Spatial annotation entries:
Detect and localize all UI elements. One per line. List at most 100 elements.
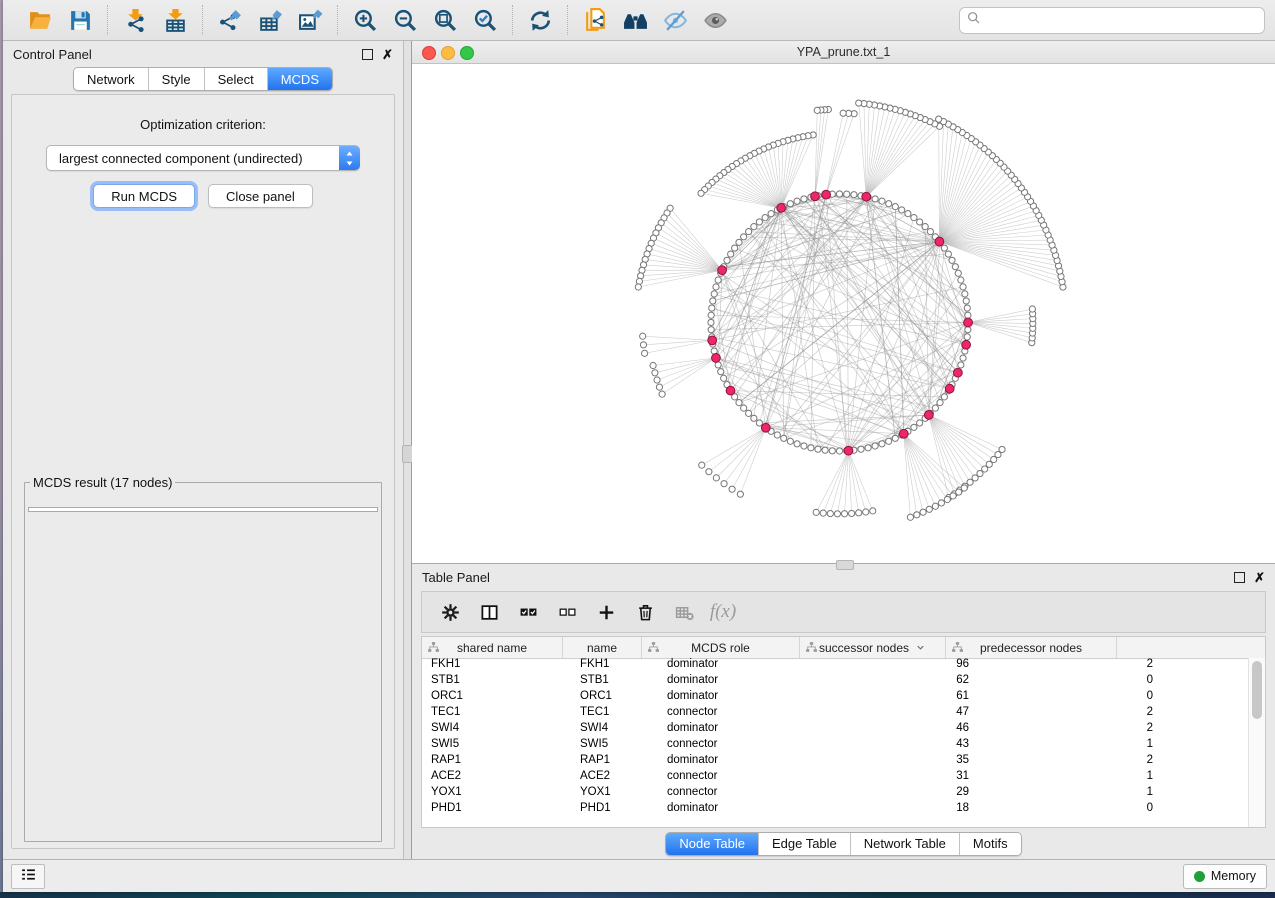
table-cell: 31 (824, 770, 983, 786)
search-field[interactable] (959, 7, 1265, 34)
column-header-name[interactable]: name (563, 637, 642, 658)
table-row[interactable]: FKH1FKH1dominator962 (422, 658, 1249, 674)
control-panel: Control Panel ✗ NetworkStyleSelectMCDS O… (3, 41, 403, 859)
zoom-in-icon (353, 8, 378, 33)
control-panel-tabs: NetworkStyleSelectMCDS (73, 67, 333, 91)
run-mcds-button[interactable]: Run MCDS (93, 184, 195, 208)
refresh-icon (528, 8, 553, 33)
first-neighbors-button[interactable] (617, 4, 653, 36)
delete-column-button[interactable] (629, 597, 661, 627)
table-row[interactable]: YOX1YOX1connector291 (422, 786, 1249, 802)
save-icon (68, 8, 93, 33)
memory-button[interactable]: Memory (1183, 864, 1267, 889)
horizontal-splitter-handle[interactable] (836, 560, 854, 570)
export-network-button[interactable] (212, 4, 248, 36)
main-toolbar (3, 0, 1275, 41)
tab-style[interactable]: Style (149, 68, 205, 90)
zoom-fit-button[interactable] (427, 4, 463, 36)
toggle-panel-layout-button[interactable] (473, 597, 505, 627)
zoom-fit-icon (433, 8, 458, 33)
table-cell: 1 (983, 738, 1167, 754)
table-scrollbar-thumb[interactable] (1252, 661, 1262, 719)
tab-select[interactable]: Select (205, 68, 268, 90)
export-table-icon (258, 8, 283, 33)
zoom-selected-button[interactable] (467, 4, 503, 36)
table-row[interactable]: PHD1PHD1dominator180 (422, 802, 1249, 818)
table-row[interactable]: TEC1TEC1connector472 (422, 706, 1249, 722)
sort-indicator-icon[interactable] (915, 642, 926, 653)
window-maximize-button[interactable] (460, 46, 474, 60)
network-view-window: YPA_prune.txt_1 (412, 41, 1275, 564)
toolbar-group (568, 5, 742, 35)
table-cell: 29 (824, 786, 983, 802)
mcds-result-list[interactable]: PHD1CAR1STP4TID3YOX1SWI4SRD1PMA2FKH1ACE2… (28, 507, 378, 512)
clone-network-button[interactable] (577, 4, 613, 36)
deselect-all-rows-button[interactable] (551, 597, 583, 627)
table-cell: STB1 (571, 674, 658, 690)
save-session-button[interactable] (62, 4, 98, 36)
table-row[interactable]: ACE2ACE2connector311 (422, 770, 1249, 786)
table-scrollbar[interactable] (1248, 658, 1265, 827)
tab-network-table[interactable]: Network Table (851, 833, 960, 855)
table-cell: RAP1 (571, 754, 658, 770)
tab-network[interactable]: Network (74, 68, 149, 90)
table-row[interactable]: SWI4SWI4dominator462 (422, 722, 1249, 738)
table-row[interactable]: RAP1RAP1dominator352 (422, 754, 1249, 770)
tab-node-table[interactable]: Node Table (666, 833, 759, 855)
column-settings-button[interactable] (434, 597, 466, 627)
tab-mcds[interactable]: MCDS (268, 68, 332, 90)
table-cell: connector (658, 770, 824, 786)
table-cell: 61 (824, 690, 983, 706)
toolbar-group (338, 5, 513, 35)
table-cell: 1 (983, 770, 1167, 786)
hide-selected-button[interactable] (657, 4, 693, 36)
table-cell: dominator (658, 658, 824, 674)
column-header-MCDS-role[interactable]: MCDS role (642, 637, 800, 658)
refresh-view-button[interactable] (522, 4, 558, 36)
eye-slash-icon (663, 8, 688, 33)
search-input[interactable] (986, 10, 1258, 30)
show-all-button[interactable] (697, 4, 733, 36)
tab-motifs[interactable]: Motifs (960, 833, 1021, 855)
float-panel-icon[interactable] (362, 49, 373, 60)
table-cell: SWI5 (422, 738, 571, 754)
window-close-button[interactable] (422, 46, 436, 60)
export-image-button[interactable] (292, 4, 328, 36)
table-cell: 46 (824, 722, 983, 738)
column-label: shared name (457, 641, 527, 655)
vertical-splitter[interactable] (403, 41, 412, 859)
task-history-button[interactable] (11, 864, 45, 889)
close-panel-icon[interactable]: ✗ (382, 48, 393, 61)
export-table-button[interactable] (252, 4, 288, 36)
select-all-rows-button[interactable] (512, 597, 544, 627)
import-table-button[interactable] (157, 4, 193, 36)
criterion-dropdown[interactable]: largest connected component (undirected) (46, 145, 360, 171)
table-cell: TEC1 (571, 706, 658, 722)
zoom-out-button[interactable] (387, 4, 423, 36)
window-minimize-button[interactable] (441, 46, 455, 60)
import-network-button[interactable] (117, 4, 153, 36)
open-file-button[interactable] (22, 4, 58, 36)
cytoscape-window: Control Panel ✗ NetworkStyleSelectMCDS O… (3, 0, 1275, 892)
table-cell: STB1 (422, 674, 571, 690)
add-column-button[interactable] (590, 597, 622, 627)
close-mcds-panel-button[interactable]: Close panel (208, 184, 313, 208)
column-header-successor-nodes[interactable]: successor nodes (800, 637, 946, 658)
namespace-icon (427, 641, 440, 654)
column-header-shared-name[interactable]: shared name (422, 637, 563, 658)
table-row[interactable]: STB1STB1dominator620 (422, 674, 1249, 690)
table-row[interactable]: ORC1ORC1dominator610 (422, 690, 1249, 706)
network-canvas[interactable] (412, 64, 1275, 563)
close-table-panel-icon[interactable]: ✗ (1254, 571, 1265, 584)
network-window-titlebar: YPA_prune.txt_1 (412, 41, 1275, 64)
table-row[interactable]: SWI5SWI5connector431 (422, 738, 1249, 754)
column-header-predecessor-nodes[interactable]: predecessor nodes (946, 637, 1117, 658)
table-cell: SWI4 (422, 722, 571, 738)
delete-table-icon (675, 603, 694, 622)
mcds-result-item[interactable]: PHD1 (35, 511, 377, 512)
zoom-in-button[interactable] (347, 4, 383, 36)
float-table-panel-icon[interactable] (1234, 572, 1245, 583)
tab-edge-table[interactable]: Edge Table (759, 833, 851, 855)
table-panel: Table Panel ✗ f(x) shared namenameMCDS r… (412, 564, 1275, 859)
table-cell: dominator (658, 722, 824, 738)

### Required task
Format every line of the entries above as a JSON list of strings, one string per line, skipping blank lines and leaving out the pictures.

### Reply
[
  "Detect and localize all UI elements. One per line. List at most 100 elements.",
  "table-cell: 31 (824, 770, 983, 786)",
  "search-field[interactable] (959, 7, 1265, 34)",
  "column-header-name[interactable]: name (563, 637, 642, 658)",
  "table-row[interactable]: FKH1FKH1dominator962 (422, 658, 1249, 674)",
  "control-panel: Control Panel ✗ NetworkStyleSelectMCDS O… (3, 41, 403, 859)",
  "zoom-in-icon (353, 8, 378, 33)",
  "control-panel-tabs: NetworkStyleSelectMCDS (73, 67, 333, 91)",
  "run-mcds-button[interactable]: Run MCDS (93, 184, 195, 208)",
  "refresh-icon (528, 8, 553, 33)",
  "first-neighbors-button[interactable] (617, 4, 653, 36)",
  "delete-column-button[interactable] (629, 597, 661, 627)",
  "table-row[interactable]: YOX1YOX1connector291 (422, 786, 1249, 802)",
  "save-icon (68, 8, 93, 33)",
  "memory-button[interactable]: Memory (1183, 864, 1267, 889)",
  "horizontal-splitter-handle[interactable] (836, 560, 854, 570)",
  "export-network-button[interactable] (212, 4, 248, 36)",
  "main-toolbar (3, 0, 1275, 41)",
  "tab-style[interactable]: Style (149, 68, 205, 90)",
  "zoom-fit-button[interactable] (427, 4, 463, 36)",
  "toggle-panel-layout-button[interactable] (473, 597, 505, 627)",
  "zoom-fit-icon (433, 8, 458, 33)",
  "table-cell: 1 (983, 738, 1167, 754)",
  "table-scrollbar-thumb[interactable] (1252, 661, 1262, 719)",
  "tab-select[interactable]: Select (205, 68, 268, 90)",
  "export-table-icon (258, 8, 283, 33)",
  "zoom-selected-button[interactable] (467, 4, 503, 36)",
  "table-row[interactable]: PHD1PHD1dominator180 (422, 802, 1249, 818)",
  "table-row[interactable]: TEC1TEC1connector472 (422, 706, 1249, 722)",
  "sort-indicator-icon[interactable] (915, 642, 926, 653)",
  "window-maximize-button[interactable] (460, 46, 474, 60)",
  "network-view-window: YPA_prune.txt_1 (412, 41, 1275, 564)",
  "toolbar-group (568, 5, 742, 35)",
  "table-cell: 29 (824, 786, 983, 802)",
  "mcds-result-list[interactable]: PHD1CAR1STP4TID3YOX1SWI4SRD1PMA2FKH1ACE2… (28, 507, 378, 512)",
  "clone-network-button[interactable] (577, 4, 613, 36)",
  "deselect-all-rows-button[interactable] (551, 597, 583, 627)",
  "table-cell: STB1 (571, 674, 658, 690)",
  "save-session-button[interactable] (62, 4, 98, 36)",
  "table-row[interactable]: ACE2ACE2connector311 (422, 770, 1249, 786)",
  "table-scrollbar[interactable] (1248, 658, 1265, 827)",
  "tab-network-table[interactable]: Network Table (851, 833, 960, 855)",
  "table-cell: RAP1 (571, 754, 658, 770)",
  "tab-network[interactable]: Network (74, 68, 149, 90)",
  "table-row[interactable]: SWI4SWI4dominator462 (422, 722, 1249, 738)",
  "table-row[interactable]: RAP1RAP1dominator352 (422, 754, 1249, 770)",
  "tab-node-table[interactable]: Node Table (666, 833, 759, 855)",
  "column-settings-button[interactable] (434, 597, 466, 627)",
  "tab-mcds[interactable]: MCDS (268, 68, 332, 90)",
  "table-cell: connector (658, 770, 824, 786)",
  "table-cell: 61 (824, 690, 983, 706)",
  "toolbar-group (338, 5, 513, 35)",
  "table-cell: 1 (983, 770, 1167, 786)",
  "hide-selected-button[interactable] (657, 4, 693, 36)",
  "table-cell: dominator (658, 658, 824, 674)",
  "column-header-MCDS-role[interactable]: MCDS role (642, 637, 800, 658)",
  "refresh-view-button[interactable] (522, 4, 558, 36)",
  "eye-slash-icon (663, 8, 688, 33)",
  "search-input[interactable] (986, 10, 1258, 30)",
  "show-all-button[interactable] (697, 4, 733, 36)",
  "tab-motifs[interactable]: Motifs (960, 833, 1021, 855)",
  "float-panel-icon[interactable] (362, 49, 373, 60)",
  "table-cell: SWI5 (422, 738, 571, 754)",
  "window-close-button[interactable] (422, 46, 436, 60)",
  "export-image-button[interactable] (292, 4, 328, 36)",
  "table-cell: 46 (824, 722, 983, 738)",
  "column-label: shared name (457, 641, 527, 655)",
  "vertical-splitter[interactable] (403, 41, 412, 859)",
  "task-history-button[interactable] (11, 864, 45, 889)",
  "close-panel-icon[interactable]: ✗ (382, 48, 393, 61)",
  "export-table-button[interactable] (252, 4, 288, 36)",
  "select-all-rows-button[interactable] (512, 597, 544, 627)",
  "import-table-button[interactable] (157, 4, 193, 36)",
  "criterion-dropdown[interactable]: largest connected component (undirected) (46, 145, 360, 171)",
  "table-cell: TEC1 (571, 706, 658, 722)",
  "zoom-out-button[interactable] (387, 4, 423, 36)",
  "window-minimize-button[interactable] (441, 46, 455, 60)",
  "import-network-button[interactable] (117, 4, 153, 36)",
  "open-file-button[interactable] (22, 4, 58, 36)",
  "cytoscape-window: Control Panel ✗ NetworkStyleSelectMCDS O… (3, 0, 1275, 892)",
  "table-cell: STB1 (422, 674, 571, 690)",
  "add-column-button[interactable] (590, 597, 622, 627)",
  "close-mcds-panel-button[interactable]: Close panel (208, 184, 313, 208)",
  "column-header-successor-nodes[interactable]: successor nodes (800, 637, 946, 658)",
  "namespace-icon (427, 641, 440, 654)",
  "column-header-shared-name[interactable]: shared name (422, 637, 563, 658)",
  "table-row[interactable]: STB1STB1dominator620 (422, 674, 1249, 690)",
  "table-row[interactable]: ORC1ORC1dominator610 (422, 690, 1249, 706)",
  "network-canvas[interactable] (412, 64, 1275, 563)",
  "close-table-panel-icon[interactable]: ✗ (1254, 571, 1265, 584)",
  "network-window-titlebar: YPA_prune.txt_1 (412, 41, 1275, 64)",
  "table-row[interactable]: SWI5SWI5connector431 (422, 738, 1249, 754)",
  "column-header-predecessor-nodes[interactable]: predecessor nodes (946, 637, 1117, 658)",
  "table-cell: SWI4 (422, 722, 571, 738)",
  "delete-table-icon (675, 603, 694, 622)",
  "mcds-result-item[interactable]: PHD1 (35, 511, 377, 512)",
  "zoom-in-button[interactable] (347, 4, 383, 36)",
  "float-table-panel-icon[interactable] (1234, 572, 1245, 583)",
  "tab-edge-table[interactable]: Edge Table (759, 833, 851, 855)",
  "table-panel: Table Panel ✗ f(x) shared namenameMCDS r… (412, 564, 1275, 859)",
  "table-cell: dominator (658, 722, 824, 738)"
]